• PROBLEM TO SOLVE:
Only a number is wanted: how many lines in these records contain the word "pick"?

• RAW DATA:
____________
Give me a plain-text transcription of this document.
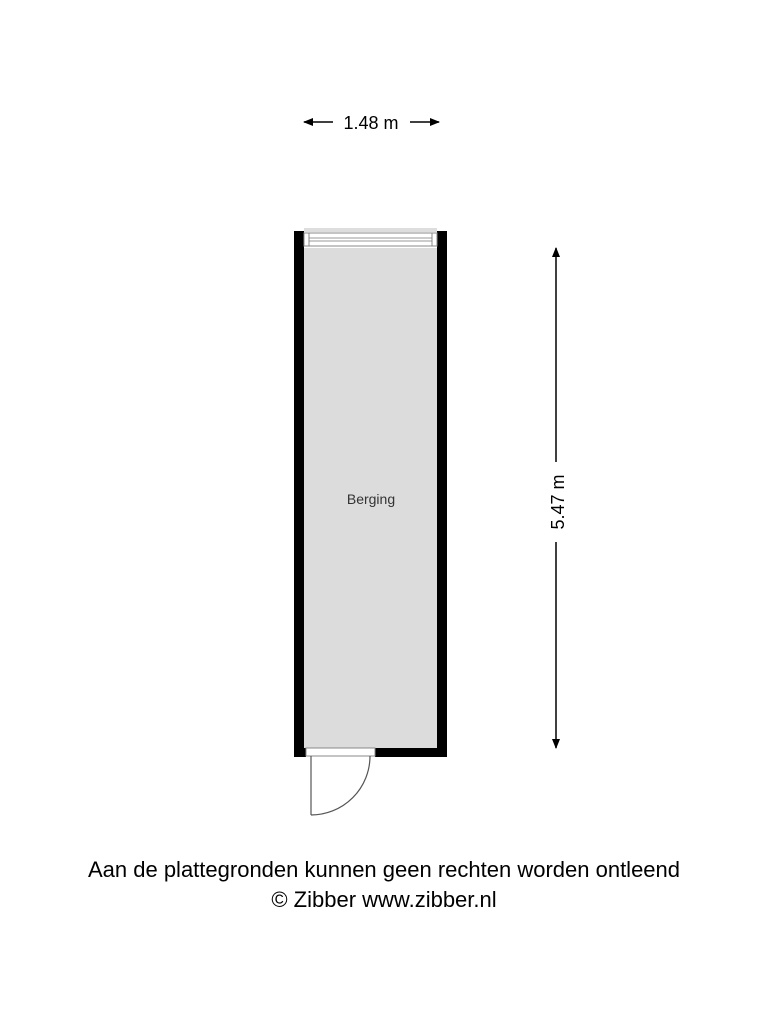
1.48 m
5.47 m
Berging
Aan de plattegronden kunnen geen rechten worden ontleend
© Zibber www.zibber.nl
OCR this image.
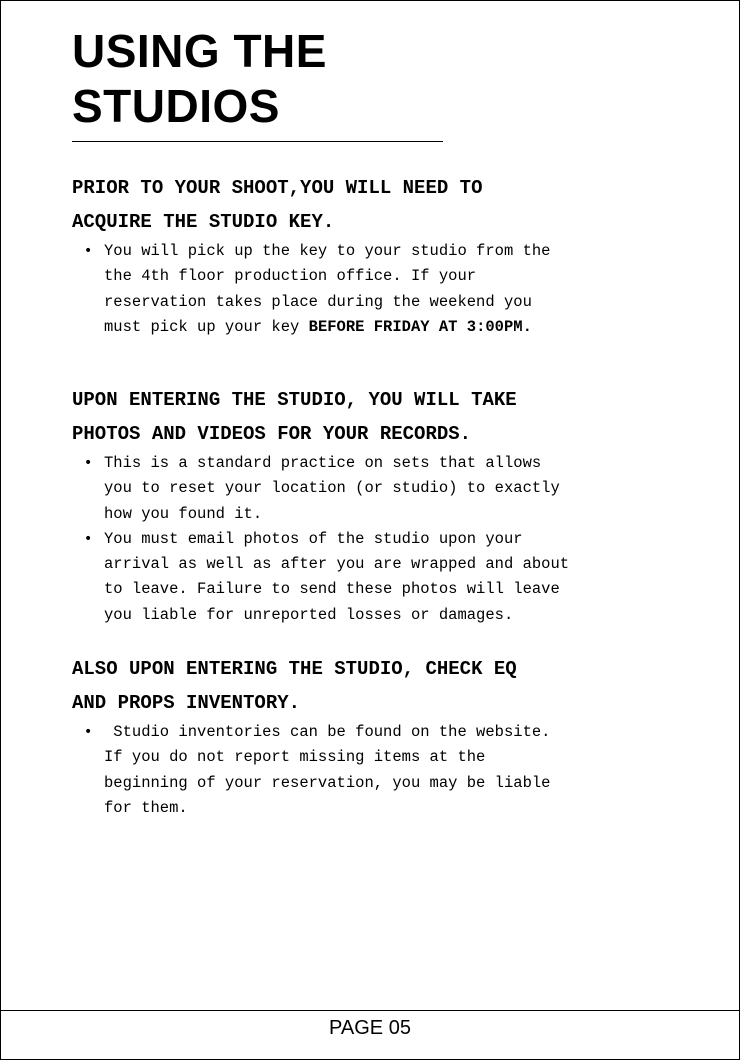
USING THE
STUDIOS
PRIOR TO YOUR SHOOT,YOU WILL NEED TO
ACQUIRE THE STUDIO KEY.
• You will pick up the key to your studio from the
the 4th floor production office. If your
reservation takes place during the weekend you
must pick up your key BEFORE FRIDAY AT 3:00PM.
UPON ENTERING THE STUDIO, YOU WILL TAKE
PHOTOS AND VIDEOS FOR YOUR RECORDS.
• This is a standard practice on sets that allows
you to reset your location (or studio) to exactly
how you found it.
• You must email photos of the studio upon your
arrival as well as after you are wrapped and about
to leave. Failure to send these photos will leave
you liable for unreported losses or damages.
ALSO UPON ENTERING THE STUDIO, CHECK EQ
AND PROPS INVENTORY.
•  Studio inventories can be found on the website.
If you do not report missing items at the
beginning of your reservation, you may be liable
for them.
PAGE 05
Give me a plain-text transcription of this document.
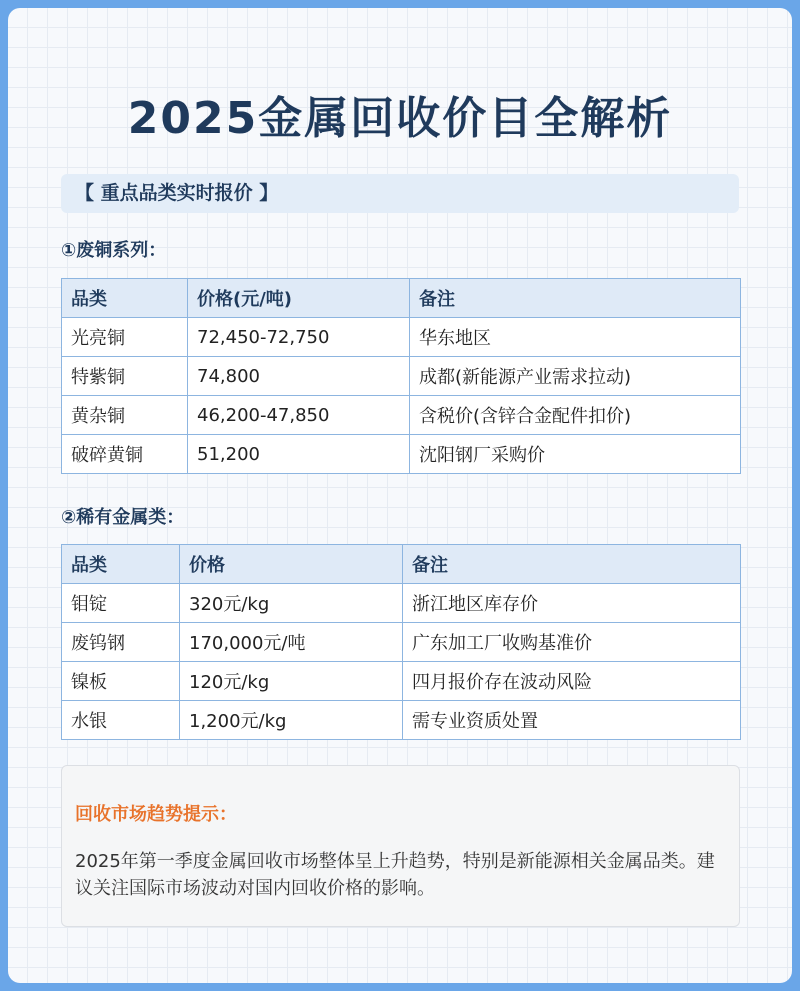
2025金属回收价目全解析
【 重点品类实时报价 】
①废铜系列：
品类	价格(元/吨)	备注
光亮铜	72,450-72,750	华东地区
特紫铜	74,800	成都(新能源产业需求拉动)
黄杂铜	46,200-47,850	含税价(含锌合金配件扣价)
破碎黄铜	51,200	沈阳钢厂采购价
②稀有金属类：
品类	价格	备注
钼锭	320元/kg	浙江地区库存价
废钨钢	170,000元/吨	广东加工厂收购基准价
镍板	120元/kg	四月报价存在波动风险
水银	1,200元/kg	需专业资质处置
回收市场趋势提示：
2025年第一季度金属回收市场整体呈上升趋势，特别是新能源相关金属品类。建议关注国际市场波动对国内回收价格的影响。
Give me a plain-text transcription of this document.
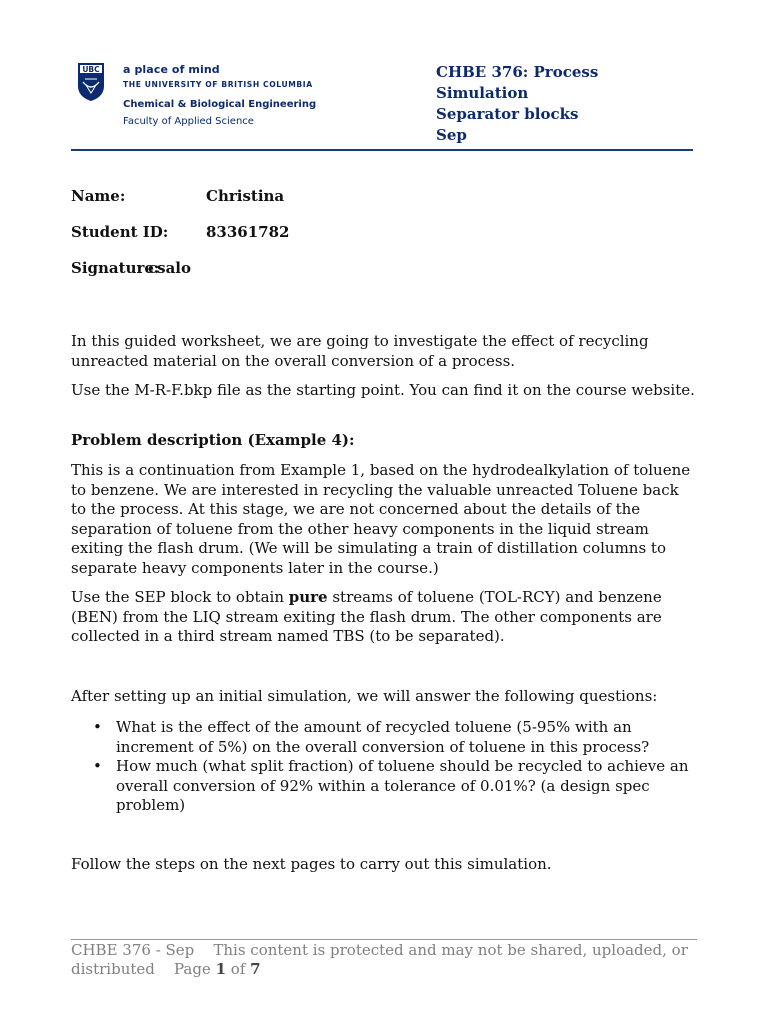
UBC a place of mind
THE UNIVERSITY OF BRITISH COLUMBIA
Chemical & Biological Engineering
Faculty of Applied Science
CHBE 376: Process
Simulation
Separator blocks
Sep
Name:	Christina
Student ID:	83361782
Signature:
csalo
In this guided worksheet, we are going to investigate the effect of recycling unreacted material on the overall conversion of a process.
Use the M-R-F.bkp file as the starting point. You can find it on the course website.
Problem description (Example 4):
This is a continuation from Example 1, based on the hydrodealkylation of toluene to benzene. We are interested in recycling the valuable unreacted Toluene back to the process. At this stage, we are not concerned about the details of the separation of toluene from the other heavy components in the liquid stream exiting the flash drum. (We will be simulating a train of distillation columns to separate heavy components later in the course.)
Use the SEP block to obtain pure streams of toluene (TOL-RCY) and benzene (BEN) from the LIQ stream exiting the flash drum. The other components are collected in a third stream named TBS (to be separated).
After setting up an initial simulation, we will answer the following questions:
• What is the effect of the amount of recycled toluene (5-95% with an increment of 5%) on the overall conversion of toluene in this process?
• How much (what split fraction) of toluene should be recycled to achieve an overall conversion of 92% within a tolerance of 0.01%? (a design spec problem)
Follow the steps on the next pages to carry out this simulation.
CHBE 376 - Sep This content is protected and may not be shared, uploaded, or distributed Page 1 of 7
____________
• SOLUTION FOR THIS TASK:
2